Records:
* * * *
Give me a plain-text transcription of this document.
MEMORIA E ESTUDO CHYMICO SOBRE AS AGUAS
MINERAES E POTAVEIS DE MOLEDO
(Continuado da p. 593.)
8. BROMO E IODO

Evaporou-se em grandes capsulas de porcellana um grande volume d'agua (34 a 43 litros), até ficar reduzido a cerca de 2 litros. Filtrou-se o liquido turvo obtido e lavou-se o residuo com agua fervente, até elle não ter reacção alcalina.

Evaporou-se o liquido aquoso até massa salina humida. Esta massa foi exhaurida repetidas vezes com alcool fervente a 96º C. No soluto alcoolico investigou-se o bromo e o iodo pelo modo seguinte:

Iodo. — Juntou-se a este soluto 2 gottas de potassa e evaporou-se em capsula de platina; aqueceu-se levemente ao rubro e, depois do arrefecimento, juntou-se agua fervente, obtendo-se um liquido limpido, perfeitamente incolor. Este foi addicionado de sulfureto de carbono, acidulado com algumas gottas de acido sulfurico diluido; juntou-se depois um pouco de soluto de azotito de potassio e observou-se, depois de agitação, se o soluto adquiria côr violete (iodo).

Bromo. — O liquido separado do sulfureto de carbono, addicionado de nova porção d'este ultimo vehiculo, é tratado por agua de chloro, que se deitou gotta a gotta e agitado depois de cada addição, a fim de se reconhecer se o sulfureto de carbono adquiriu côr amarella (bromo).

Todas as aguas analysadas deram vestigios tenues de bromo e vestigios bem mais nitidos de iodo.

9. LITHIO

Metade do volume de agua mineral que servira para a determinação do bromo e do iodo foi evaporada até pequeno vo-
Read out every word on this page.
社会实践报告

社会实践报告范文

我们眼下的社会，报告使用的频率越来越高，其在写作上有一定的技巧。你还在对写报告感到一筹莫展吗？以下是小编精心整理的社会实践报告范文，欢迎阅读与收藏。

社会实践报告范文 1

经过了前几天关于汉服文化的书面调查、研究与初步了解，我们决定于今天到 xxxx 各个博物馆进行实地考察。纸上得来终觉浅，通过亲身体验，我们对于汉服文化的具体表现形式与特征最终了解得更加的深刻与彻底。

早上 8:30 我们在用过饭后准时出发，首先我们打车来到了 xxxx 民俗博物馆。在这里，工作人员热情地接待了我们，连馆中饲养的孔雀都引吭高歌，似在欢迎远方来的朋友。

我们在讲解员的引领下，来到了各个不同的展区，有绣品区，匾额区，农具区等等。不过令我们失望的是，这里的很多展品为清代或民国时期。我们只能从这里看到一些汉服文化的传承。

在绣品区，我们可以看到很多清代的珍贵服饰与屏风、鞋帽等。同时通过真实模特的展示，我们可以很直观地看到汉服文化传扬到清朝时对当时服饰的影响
* * * *
# Direction:
Show all lines above holding "liquido".

# Solution:
Evaporou-se em grandes capsulas de porcellana um grande volume d'agua (34 a 43 litros), até ficar reduzido a cerca de 2 litros. Filtrou-se o liquido turvo obtido e lavou-se o residuo com agua fervente, até elle não ter reacção alcalina.
Evaporou-se o liquido aquoso até massa salina humida. Esta massa foi exhaurida repetidas vezes com alcool fervente a 96º C. No soluto alcoolico investigou-se o bromo e o iodo pelo modo seguinte:
Iodo. — Juntou-se a este soluto 2 gottas de potassa e evaporou-se em capsula de platina; aqueceu-se levemente ao rubro e, depois do arrefecimento, juntou-se agua fervente, obtendo-se um liquido limpido, perfeitamente incolor. Este foi addicionado de sulfureto de carbono, acidulado com algumas gottas de acido sulfurico diluido; juntou-se depois um pouco de soluto de azotito de potassio e observou-se, depois de agitação, se o soluto adquiria côr violete (iodo).
Bromo. — O liquido separado do sulfureto de carbono, addicionado de nova porção d'este ultimo vehiculo, é tratado por agua de chloro, que se deitou gotta a gotta e agitado depois de cada addição, a fim de se reconhecer se o sulfureto de carbono adquiriu côr amarella (bromo).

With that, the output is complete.